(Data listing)
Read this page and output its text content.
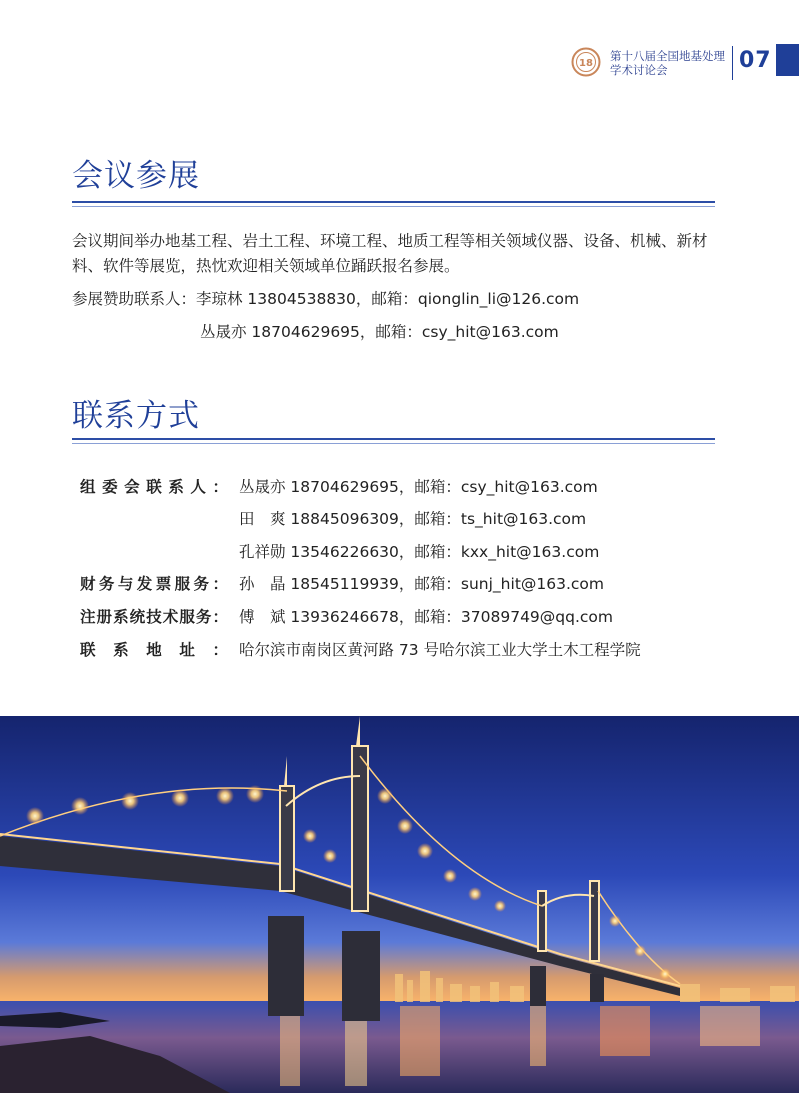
18
第十八届全国地基处理
学术讨论会	07
会议参展
会议期间举办地基工程、岩土工程、环境工程、地质工程等相关领域仪器、设备、机械、新材料、软件等展览，热忱欢迎相关领域单位踊跃报名参展。
参展赞助联系人：李琼林 13804538830，邮箱：qionglin_li@126.com
丛晟亦 18704629695，邮箱：csy_hit@163.com
联系方式
组委会联系人： 丛晟亦 18704629695，邮箱：csy_hit@163.com
田　爽 18845096309，邮箱：ts_hit@163.com
孔祥勋 13546226630，邮箱：kxx_hit@163.com
财务与发票服务： 孙　晶 18545119939，邮箱：sunj_hit@163.com
注册系统技术服务： 傅　斌 13936246678，邮箱：37089749@qq.com
联系地址： 哈尔滨市南岗区黄河路 73 号哈尔滨工业大学土木工程学院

• **SET TASK**: Output the data exactly. Pictures don't belong in the result.

• **ANSWER TO THE PROBLEM**:
Read this page and output its text content.
18
第十八届全国地基处理
学术讨论会	07
会议参展
会议期间举办地基工程、岩土工程、环境工程、地质工程等相关领域仪器、设备、机械、新材料、软件等展览，热忱欢迎相关领域单位踊跃报名参展。
参展赞助联系人：李琼林 13804538830，邮箱：qionglin_li@126.com
丛晟亦 18704629695，邮箱：csy_hit@163.com
联系方式
组委会联系人： 丛晟亦 18704629695，邮箱：csy_hit@163.com
田　爽 18845096309，邮箱：ts_hit@163.com
孔祥勋 13546226630，邮箱：kxx_hit@163.com
财务与发票服务： 孙　晶 18545119939，邮箱：sunj_hit@163.com
注册系统技术服务： 傅　斌 13936246678，邮箱：37089749@qq.com
联系地址： 哈尔滨市南岗区黄河路 73 号哈尔滨工业大学土木工程学院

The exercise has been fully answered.